Your instructions
Collect all lines from the records below that include the word "assisted".

Dataset records
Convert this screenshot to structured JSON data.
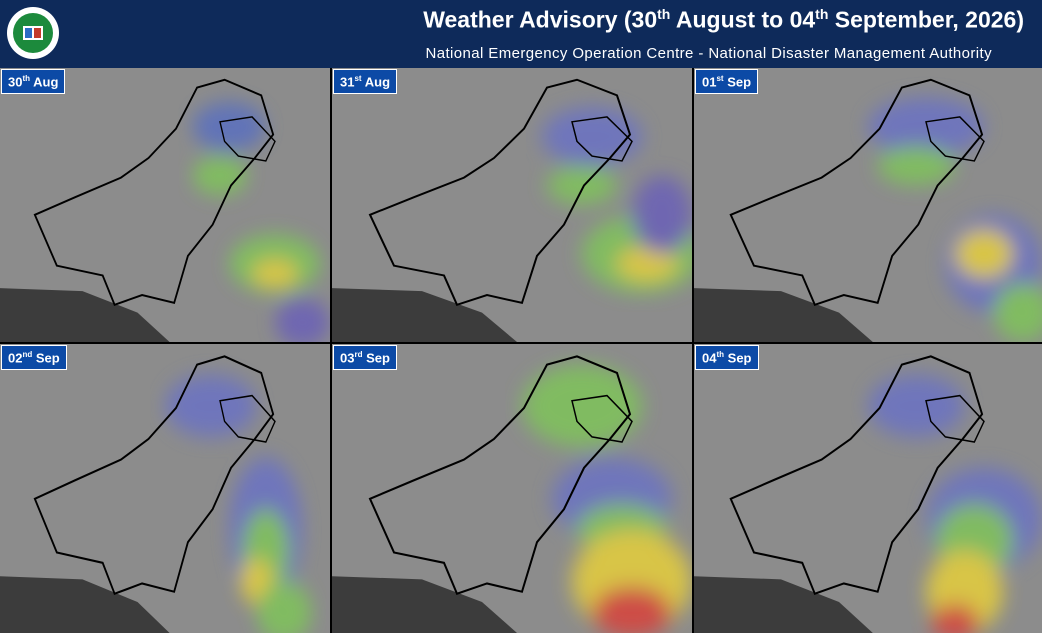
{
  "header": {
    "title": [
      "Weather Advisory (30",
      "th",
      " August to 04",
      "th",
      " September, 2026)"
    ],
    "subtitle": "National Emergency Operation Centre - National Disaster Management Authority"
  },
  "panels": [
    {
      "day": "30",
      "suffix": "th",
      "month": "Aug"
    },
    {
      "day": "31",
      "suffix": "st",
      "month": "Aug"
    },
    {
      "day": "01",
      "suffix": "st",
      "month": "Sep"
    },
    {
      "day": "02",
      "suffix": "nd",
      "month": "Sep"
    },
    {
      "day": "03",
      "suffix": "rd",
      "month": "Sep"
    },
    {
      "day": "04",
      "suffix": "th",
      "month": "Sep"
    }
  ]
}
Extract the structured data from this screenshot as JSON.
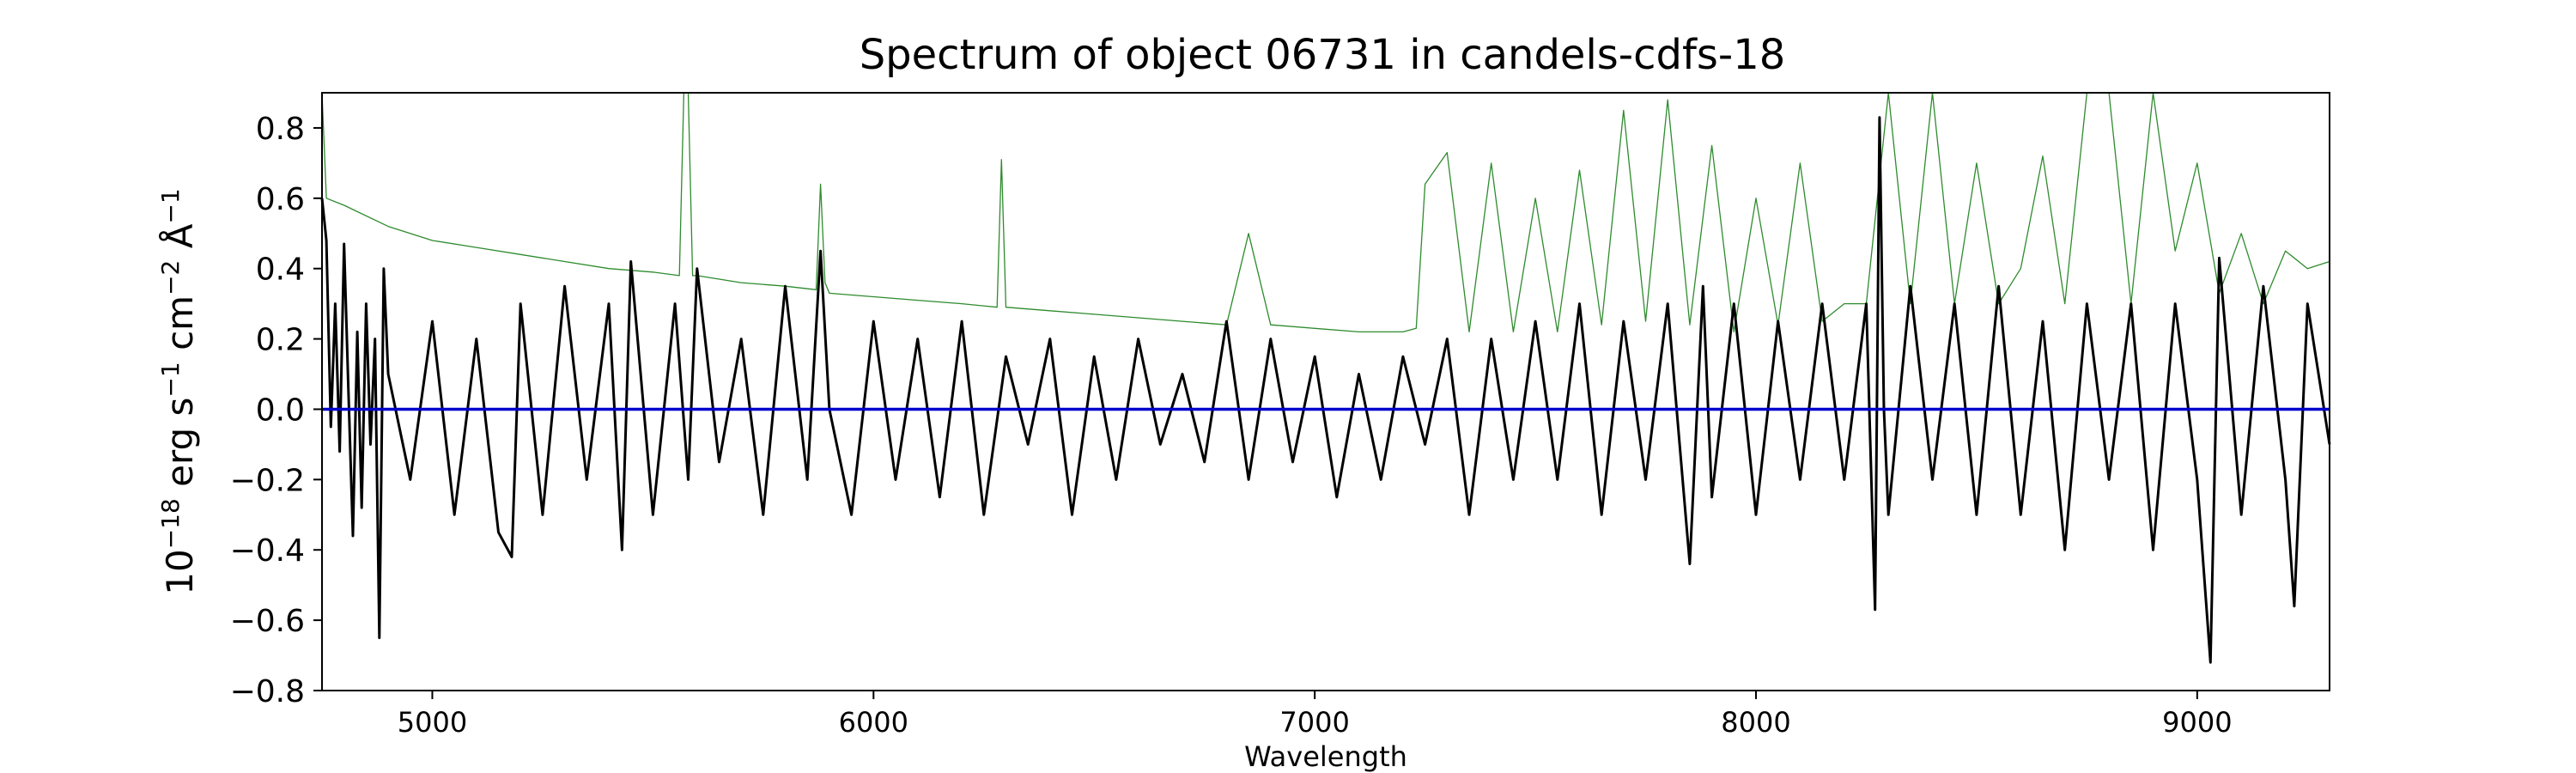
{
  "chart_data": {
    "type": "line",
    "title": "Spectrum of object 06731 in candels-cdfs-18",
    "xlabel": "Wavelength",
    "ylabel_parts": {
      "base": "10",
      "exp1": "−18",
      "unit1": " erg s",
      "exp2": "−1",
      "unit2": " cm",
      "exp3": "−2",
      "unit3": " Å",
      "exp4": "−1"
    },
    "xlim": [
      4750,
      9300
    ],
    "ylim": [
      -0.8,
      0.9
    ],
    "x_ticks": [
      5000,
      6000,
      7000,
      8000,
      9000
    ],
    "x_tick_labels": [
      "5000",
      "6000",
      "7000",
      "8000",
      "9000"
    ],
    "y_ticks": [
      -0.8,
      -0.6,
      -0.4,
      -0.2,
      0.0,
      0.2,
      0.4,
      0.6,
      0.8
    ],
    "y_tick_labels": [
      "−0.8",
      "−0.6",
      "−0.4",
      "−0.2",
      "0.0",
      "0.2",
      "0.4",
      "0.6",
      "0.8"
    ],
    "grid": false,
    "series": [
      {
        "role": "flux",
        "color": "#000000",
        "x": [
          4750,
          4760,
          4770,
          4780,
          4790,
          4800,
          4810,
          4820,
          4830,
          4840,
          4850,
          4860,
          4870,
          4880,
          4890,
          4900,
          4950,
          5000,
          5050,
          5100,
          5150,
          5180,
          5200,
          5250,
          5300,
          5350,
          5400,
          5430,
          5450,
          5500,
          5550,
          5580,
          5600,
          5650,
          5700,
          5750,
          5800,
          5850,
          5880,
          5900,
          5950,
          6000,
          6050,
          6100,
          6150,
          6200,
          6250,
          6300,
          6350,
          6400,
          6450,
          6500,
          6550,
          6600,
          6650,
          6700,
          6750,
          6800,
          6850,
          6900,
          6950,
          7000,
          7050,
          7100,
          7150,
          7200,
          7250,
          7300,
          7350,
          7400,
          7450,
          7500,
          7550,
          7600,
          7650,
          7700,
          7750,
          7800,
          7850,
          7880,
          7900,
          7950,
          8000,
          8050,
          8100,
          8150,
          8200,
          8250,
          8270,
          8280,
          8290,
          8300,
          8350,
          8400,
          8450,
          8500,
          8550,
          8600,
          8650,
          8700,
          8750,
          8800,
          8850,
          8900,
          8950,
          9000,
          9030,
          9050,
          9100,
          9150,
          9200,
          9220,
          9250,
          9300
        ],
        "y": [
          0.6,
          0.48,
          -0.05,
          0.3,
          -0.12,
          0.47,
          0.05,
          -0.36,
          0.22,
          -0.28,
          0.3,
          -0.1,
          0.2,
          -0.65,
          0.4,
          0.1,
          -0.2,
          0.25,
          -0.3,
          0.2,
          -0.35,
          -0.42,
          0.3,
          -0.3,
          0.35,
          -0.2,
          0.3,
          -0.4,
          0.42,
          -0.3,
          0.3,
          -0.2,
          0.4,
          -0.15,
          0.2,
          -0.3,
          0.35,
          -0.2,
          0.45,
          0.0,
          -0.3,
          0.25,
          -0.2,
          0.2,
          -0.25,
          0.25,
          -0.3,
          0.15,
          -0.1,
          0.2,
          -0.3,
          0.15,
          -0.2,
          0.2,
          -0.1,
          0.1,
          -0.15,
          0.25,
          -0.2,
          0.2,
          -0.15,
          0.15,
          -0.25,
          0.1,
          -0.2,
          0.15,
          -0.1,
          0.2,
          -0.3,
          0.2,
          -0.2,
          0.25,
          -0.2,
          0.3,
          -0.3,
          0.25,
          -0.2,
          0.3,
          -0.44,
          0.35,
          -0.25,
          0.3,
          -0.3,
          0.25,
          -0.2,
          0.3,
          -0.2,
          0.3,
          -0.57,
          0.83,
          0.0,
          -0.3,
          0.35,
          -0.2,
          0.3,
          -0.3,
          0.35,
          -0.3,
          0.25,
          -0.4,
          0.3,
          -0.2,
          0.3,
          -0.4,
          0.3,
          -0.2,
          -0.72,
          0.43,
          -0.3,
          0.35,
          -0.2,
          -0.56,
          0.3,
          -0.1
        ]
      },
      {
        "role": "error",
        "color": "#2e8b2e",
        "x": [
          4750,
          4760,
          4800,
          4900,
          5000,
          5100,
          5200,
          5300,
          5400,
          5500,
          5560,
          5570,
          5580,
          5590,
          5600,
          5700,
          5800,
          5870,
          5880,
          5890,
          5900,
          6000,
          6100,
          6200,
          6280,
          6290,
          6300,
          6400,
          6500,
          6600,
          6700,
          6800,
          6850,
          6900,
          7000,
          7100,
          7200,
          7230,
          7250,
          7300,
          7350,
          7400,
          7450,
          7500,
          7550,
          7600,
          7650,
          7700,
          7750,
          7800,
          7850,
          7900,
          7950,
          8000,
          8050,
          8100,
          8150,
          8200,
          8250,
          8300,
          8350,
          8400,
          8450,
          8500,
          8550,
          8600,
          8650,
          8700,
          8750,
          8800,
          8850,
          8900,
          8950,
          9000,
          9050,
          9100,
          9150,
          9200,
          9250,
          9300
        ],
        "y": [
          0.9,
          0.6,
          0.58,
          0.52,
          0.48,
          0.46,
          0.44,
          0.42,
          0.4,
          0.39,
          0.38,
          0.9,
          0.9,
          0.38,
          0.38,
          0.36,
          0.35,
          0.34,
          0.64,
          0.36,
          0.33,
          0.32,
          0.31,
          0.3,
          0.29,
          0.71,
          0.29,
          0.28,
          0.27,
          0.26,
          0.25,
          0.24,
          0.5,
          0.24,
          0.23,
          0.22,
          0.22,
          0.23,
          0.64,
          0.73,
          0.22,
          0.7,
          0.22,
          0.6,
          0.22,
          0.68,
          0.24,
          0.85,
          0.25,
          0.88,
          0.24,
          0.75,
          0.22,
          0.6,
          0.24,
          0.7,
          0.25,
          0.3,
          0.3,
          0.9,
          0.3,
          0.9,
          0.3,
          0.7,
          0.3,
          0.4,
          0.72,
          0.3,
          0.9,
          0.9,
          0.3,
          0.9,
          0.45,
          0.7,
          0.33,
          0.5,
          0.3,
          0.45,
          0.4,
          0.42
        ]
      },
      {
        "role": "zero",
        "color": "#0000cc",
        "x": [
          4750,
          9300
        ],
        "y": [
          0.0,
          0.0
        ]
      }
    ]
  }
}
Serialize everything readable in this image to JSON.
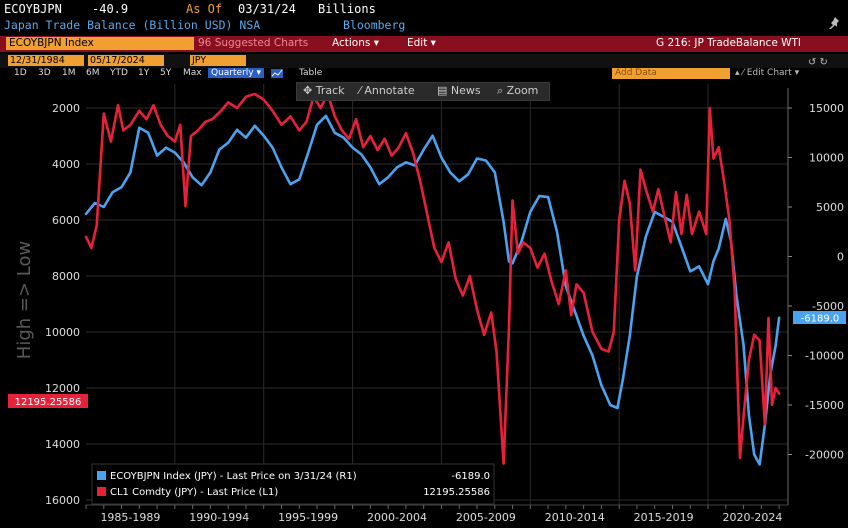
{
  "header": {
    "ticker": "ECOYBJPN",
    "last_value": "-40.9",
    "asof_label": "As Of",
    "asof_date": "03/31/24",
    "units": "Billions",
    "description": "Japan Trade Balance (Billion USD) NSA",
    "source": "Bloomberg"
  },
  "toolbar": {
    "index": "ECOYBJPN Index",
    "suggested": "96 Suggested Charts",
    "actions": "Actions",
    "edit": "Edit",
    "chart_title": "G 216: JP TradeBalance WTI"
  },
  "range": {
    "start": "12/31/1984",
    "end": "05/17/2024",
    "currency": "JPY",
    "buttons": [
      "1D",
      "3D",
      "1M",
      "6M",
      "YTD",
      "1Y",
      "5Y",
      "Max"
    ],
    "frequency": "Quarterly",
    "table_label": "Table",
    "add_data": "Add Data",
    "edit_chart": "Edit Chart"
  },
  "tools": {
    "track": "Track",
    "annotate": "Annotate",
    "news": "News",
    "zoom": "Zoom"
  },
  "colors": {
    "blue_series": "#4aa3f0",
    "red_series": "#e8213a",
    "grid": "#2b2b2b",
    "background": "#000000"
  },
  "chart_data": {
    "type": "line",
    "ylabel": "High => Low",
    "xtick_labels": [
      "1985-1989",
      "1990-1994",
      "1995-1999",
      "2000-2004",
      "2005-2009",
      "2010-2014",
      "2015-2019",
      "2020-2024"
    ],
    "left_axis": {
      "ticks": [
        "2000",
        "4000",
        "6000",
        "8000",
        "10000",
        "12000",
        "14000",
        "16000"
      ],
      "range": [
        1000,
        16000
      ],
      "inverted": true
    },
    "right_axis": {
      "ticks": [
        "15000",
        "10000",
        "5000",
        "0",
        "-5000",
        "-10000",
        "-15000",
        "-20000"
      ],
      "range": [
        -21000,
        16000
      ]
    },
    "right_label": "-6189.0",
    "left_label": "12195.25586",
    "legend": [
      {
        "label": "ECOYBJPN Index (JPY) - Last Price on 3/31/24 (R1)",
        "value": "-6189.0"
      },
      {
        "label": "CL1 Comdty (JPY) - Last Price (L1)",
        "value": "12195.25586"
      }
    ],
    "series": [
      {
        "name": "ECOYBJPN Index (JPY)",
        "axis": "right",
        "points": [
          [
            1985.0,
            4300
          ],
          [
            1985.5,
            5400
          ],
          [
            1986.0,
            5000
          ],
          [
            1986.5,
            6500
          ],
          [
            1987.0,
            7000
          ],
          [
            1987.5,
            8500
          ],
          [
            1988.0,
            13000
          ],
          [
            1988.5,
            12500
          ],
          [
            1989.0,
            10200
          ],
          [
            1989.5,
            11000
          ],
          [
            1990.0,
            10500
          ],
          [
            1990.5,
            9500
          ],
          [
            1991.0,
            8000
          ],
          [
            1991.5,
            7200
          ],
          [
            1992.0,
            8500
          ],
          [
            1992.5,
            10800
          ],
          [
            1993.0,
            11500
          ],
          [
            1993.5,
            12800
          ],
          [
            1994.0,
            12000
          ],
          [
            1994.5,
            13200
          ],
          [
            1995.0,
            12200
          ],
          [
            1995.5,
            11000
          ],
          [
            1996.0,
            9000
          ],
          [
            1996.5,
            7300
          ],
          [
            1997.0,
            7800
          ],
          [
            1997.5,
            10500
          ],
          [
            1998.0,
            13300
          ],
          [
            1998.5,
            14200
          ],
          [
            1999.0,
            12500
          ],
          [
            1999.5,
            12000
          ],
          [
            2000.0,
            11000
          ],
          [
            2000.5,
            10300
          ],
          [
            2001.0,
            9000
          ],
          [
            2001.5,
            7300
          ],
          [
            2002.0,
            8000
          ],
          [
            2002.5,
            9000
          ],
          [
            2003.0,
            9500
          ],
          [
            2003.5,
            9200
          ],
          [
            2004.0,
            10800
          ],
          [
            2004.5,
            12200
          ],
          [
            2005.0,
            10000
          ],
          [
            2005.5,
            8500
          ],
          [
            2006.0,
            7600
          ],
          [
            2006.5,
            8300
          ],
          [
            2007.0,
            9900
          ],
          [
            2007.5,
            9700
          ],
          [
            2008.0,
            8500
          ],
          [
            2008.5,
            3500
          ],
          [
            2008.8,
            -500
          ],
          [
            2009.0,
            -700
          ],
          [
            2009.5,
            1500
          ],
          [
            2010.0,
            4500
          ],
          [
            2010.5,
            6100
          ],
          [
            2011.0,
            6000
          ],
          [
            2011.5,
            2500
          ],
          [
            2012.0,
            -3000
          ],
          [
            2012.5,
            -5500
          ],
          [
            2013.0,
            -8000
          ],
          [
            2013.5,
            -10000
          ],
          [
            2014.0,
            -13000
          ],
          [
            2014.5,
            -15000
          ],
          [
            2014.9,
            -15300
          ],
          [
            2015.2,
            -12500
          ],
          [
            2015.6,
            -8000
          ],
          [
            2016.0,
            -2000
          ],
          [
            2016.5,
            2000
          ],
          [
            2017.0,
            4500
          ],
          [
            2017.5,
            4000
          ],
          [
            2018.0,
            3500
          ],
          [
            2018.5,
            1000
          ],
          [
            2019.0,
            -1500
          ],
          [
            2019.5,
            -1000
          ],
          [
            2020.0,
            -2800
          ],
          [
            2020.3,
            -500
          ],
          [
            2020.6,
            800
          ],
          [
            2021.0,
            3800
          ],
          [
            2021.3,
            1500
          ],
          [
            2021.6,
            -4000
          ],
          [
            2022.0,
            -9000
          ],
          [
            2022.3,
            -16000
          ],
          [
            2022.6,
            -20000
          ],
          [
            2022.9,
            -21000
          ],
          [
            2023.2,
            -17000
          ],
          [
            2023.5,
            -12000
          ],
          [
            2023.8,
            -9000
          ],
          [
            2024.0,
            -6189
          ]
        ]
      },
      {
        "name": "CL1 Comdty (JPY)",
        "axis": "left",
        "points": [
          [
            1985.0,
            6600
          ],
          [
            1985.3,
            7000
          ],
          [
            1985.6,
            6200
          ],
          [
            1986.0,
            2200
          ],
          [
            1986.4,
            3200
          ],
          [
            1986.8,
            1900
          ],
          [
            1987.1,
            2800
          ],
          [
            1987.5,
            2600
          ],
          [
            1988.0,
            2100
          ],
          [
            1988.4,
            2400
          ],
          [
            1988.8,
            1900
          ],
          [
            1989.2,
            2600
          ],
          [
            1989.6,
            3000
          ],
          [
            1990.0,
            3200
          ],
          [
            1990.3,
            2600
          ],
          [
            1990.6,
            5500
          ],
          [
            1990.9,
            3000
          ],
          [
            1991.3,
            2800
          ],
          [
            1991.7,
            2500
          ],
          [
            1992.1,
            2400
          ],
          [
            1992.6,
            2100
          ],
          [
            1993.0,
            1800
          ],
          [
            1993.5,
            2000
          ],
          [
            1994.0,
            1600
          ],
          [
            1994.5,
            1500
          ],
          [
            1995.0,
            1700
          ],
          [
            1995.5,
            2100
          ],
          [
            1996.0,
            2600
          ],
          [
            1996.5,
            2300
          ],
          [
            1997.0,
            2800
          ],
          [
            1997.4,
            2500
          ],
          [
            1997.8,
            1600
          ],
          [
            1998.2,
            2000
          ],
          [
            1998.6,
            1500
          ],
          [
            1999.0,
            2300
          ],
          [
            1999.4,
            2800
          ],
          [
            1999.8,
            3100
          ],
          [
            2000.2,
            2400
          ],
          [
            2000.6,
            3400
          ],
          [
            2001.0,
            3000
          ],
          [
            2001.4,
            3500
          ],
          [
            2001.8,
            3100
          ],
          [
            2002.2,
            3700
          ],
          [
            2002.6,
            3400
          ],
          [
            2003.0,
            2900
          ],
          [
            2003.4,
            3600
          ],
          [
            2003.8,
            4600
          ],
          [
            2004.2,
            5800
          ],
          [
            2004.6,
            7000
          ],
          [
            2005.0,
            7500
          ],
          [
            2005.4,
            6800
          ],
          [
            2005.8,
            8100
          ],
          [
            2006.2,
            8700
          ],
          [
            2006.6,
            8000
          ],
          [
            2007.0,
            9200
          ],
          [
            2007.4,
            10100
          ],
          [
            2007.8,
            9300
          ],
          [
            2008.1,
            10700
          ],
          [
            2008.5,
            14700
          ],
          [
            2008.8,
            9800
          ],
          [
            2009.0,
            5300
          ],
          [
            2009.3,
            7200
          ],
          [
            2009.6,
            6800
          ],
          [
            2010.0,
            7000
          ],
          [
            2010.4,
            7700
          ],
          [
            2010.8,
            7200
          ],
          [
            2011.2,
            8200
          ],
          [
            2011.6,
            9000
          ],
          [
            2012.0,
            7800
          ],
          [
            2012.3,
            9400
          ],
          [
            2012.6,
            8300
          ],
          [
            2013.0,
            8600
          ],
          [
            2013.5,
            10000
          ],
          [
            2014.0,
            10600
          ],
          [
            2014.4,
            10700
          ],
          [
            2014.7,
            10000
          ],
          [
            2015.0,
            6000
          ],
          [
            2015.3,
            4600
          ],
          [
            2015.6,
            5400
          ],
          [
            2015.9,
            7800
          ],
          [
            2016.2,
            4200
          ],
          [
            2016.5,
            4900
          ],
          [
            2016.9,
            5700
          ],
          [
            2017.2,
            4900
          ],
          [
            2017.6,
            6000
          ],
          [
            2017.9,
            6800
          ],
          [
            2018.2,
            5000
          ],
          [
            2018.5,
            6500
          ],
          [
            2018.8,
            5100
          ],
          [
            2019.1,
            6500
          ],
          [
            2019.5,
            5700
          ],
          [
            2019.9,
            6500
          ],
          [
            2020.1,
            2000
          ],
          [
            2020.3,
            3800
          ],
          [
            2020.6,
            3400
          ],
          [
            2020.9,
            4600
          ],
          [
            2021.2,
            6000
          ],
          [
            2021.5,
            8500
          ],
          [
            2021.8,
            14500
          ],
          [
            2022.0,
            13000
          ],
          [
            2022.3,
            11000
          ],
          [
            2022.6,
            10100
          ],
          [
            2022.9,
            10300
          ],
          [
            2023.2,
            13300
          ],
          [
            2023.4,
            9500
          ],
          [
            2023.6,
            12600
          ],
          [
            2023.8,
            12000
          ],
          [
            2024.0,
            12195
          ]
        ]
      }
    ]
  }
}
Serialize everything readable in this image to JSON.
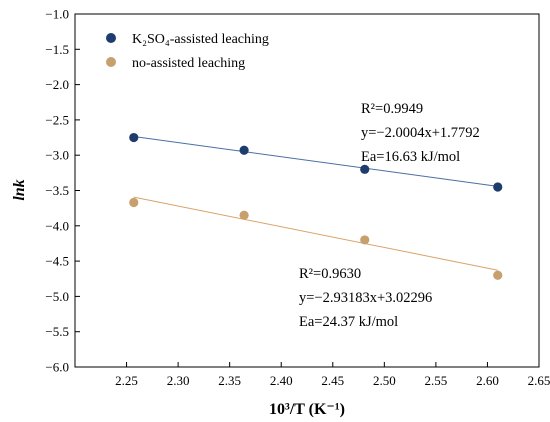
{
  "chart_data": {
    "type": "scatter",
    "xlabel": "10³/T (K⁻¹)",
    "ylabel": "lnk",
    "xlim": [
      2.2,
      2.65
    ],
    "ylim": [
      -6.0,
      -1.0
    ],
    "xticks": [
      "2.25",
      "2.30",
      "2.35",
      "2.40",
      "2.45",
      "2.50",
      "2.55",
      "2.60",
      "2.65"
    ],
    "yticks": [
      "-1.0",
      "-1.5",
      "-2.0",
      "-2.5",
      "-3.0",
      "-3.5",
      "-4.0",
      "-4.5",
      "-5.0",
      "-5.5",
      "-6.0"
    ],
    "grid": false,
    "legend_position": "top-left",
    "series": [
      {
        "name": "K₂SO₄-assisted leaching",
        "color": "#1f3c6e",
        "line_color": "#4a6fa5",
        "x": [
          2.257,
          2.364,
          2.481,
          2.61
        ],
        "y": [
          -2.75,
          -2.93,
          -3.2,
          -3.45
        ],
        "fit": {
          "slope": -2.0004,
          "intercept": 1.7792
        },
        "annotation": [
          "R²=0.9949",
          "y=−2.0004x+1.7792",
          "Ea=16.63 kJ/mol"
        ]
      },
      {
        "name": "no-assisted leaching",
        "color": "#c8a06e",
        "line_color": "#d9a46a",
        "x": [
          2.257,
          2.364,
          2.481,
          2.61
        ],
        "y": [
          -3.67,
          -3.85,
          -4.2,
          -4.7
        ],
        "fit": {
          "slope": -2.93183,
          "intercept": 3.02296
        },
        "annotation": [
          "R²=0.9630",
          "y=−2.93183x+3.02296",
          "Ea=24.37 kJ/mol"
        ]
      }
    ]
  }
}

Finished exercise
        "name": "K₂SO₄-assisted leaching",
        "name": "no-assisted leaching",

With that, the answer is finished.